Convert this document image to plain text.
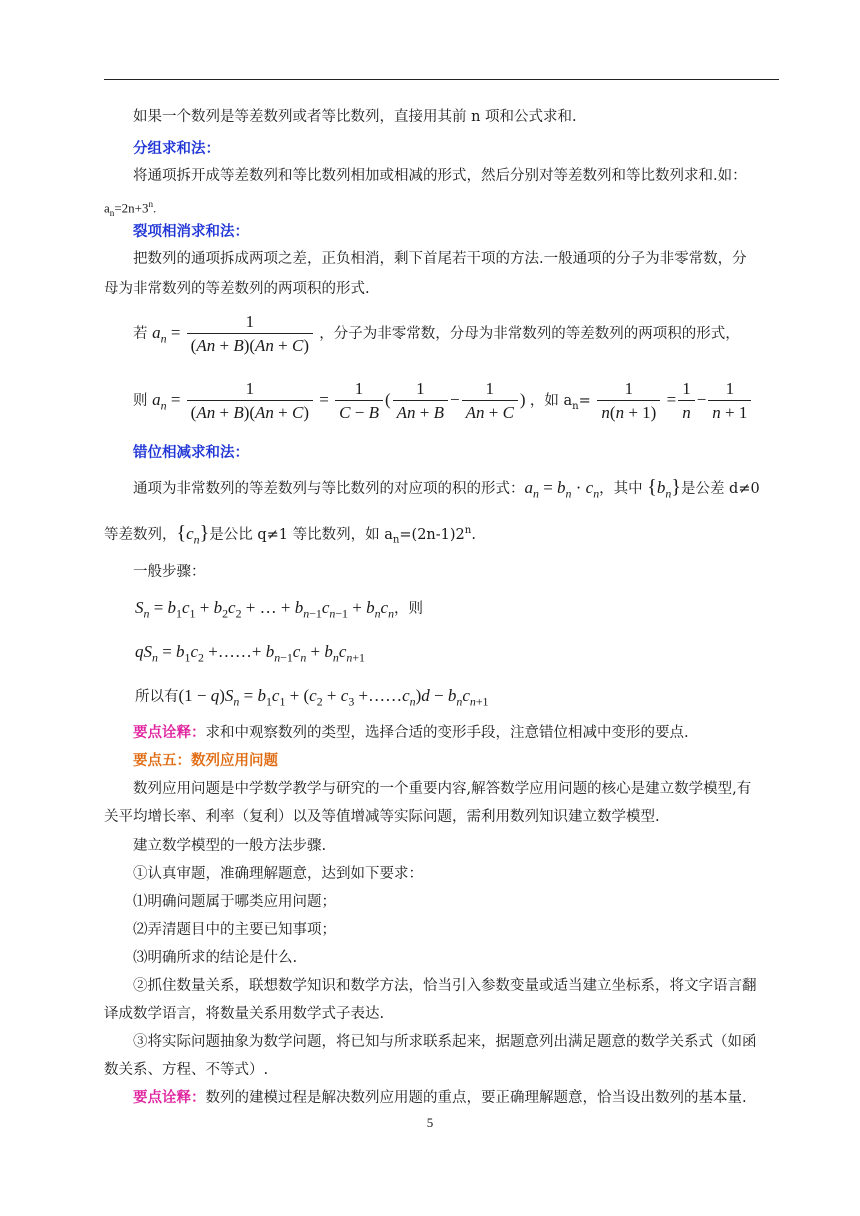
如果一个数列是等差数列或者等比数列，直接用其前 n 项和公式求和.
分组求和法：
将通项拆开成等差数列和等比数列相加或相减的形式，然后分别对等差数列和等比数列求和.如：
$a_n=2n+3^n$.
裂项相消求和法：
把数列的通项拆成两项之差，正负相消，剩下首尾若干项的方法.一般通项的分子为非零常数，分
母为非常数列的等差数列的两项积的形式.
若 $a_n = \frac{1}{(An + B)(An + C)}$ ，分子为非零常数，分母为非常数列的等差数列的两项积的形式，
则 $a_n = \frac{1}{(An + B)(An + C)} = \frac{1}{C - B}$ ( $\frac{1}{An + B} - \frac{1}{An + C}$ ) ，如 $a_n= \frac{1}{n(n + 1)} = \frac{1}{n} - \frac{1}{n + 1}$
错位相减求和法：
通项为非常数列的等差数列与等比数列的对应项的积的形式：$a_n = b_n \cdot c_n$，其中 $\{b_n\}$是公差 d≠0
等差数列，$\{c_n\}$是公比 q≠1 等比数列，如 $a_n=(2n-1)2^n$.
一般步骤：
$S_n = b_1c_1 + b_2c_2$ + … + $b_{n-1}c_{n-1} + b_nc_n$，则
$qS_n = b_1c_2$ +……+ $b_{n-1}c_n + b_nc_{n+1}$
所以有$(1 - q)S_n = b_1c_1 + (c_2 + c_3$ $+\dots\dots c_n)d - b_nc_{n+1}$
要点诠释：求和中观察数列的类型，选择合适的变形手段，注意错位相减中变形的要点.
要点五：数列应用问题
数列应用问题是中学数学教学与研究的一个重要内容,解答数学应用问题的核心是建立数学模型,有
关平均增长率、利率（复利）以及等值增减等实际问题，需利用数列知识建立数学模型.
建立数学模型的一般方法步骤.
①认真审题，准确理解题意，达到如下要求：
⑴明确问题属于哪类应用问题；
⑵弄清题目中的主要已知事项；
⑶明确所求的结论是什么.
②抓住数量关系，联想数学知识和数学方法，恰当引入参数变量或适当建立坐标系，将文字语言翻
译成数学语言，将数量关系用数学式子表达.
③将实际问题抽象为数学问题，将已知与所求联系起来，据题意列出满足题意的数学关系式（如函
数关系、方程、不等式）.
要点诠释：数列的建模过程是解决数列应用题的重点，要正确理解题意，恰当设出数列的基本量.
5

Brief » Return all of the entries word for word, but omit the pictures.

Correct response »
Convert this document image to plain text.
如果一个数列是等差数列或者等比数列，直接用其前 n 项和公式求和.
分组求和法：
将通项拆开成等差数列和等比数列相加或相减的形式，然后分别对等差数列和等比数列求和.如：
$a_n=2n+3^n$.
裂项相消求和法：
把数列的通项拆成两项之差，正负相消，剩下首尾若干项的方法.一般通项的分子为非零常数，分
母为非常数列的等差数列的两项积的形式.
若 $a_n = \frac{1}{(An + B)(An + C)}$ ，分子为非零常数，分母为非常数列的等差数列的两项积的形式，
则 $a_n = \frac{1}{(An + B)(An + C)} = \frac{1}{C - B}$ ( $\frac{1}{An + B} - \frac{1}{An + C}$ ) ，如 $a_n= \frac{1}{n(n + 1)} = \frac{1}{n} - \frac{1}{n + 1}$
错位相减求和法：
通项为非常数列的等差数列与等比数列的对应项的积的形式：$a_n = b_n \cdot c_n$，其中 $\{b_n\}$是公差 d≠0
等差数列，$\{c_n\}$是公比 q≠1 等比数列，如 $a_n=(2n-1)2^n$.
一般步骤：
$S_n = b_1c_1 + b_2c_2$ + … + $b_{n-1}c_{n-1} + b_nc_n$，则
$qS_n = b_1c_2$ +……+ $b_{n-1}c_n + b_nc_{n+1}$
所以有$(1 - q)S_n = b_1c_1 + (c_2 + c_3$ $+\dots\dots c_n)d - b_nc_{n+1}$
要点诠释：求和中观察数列的类型，选择合适的变形手段，注意错位相减中变形的要点.
要点五：数列应用问题
数列应用问题是中学数学教学与研究的一个重要内容,解答数学应用问题的核心是建立数学模型,有
关平均增长率、利率（复利）以及等值增减等实际问题，需利用数列知识建立数学模型.
建立数学模型的一般方法步骤.
①认真审题，准确理解题意，达到如下要求：
⑴明确问题属于哪类应用问题；
⑵弄清题目中的主要已知事项；
⑶明确所求的结论是什么.
②抓住数量关系，联想数学知识和数学方法，恰当引入参数变量或适当建立坐标系，将文字语言翻
译成数学语言，将数量关系用数学式子表达.
③将实际问题抽象为数学问题，将已知与所求联系起来，据题意列出满足题意的数学关系式（如函
数关系、方程、不等式）.
要点诠释：数列的建模过程是解决数列应用题的重点，要正确理解题意，恰当设出数列的基本量.
5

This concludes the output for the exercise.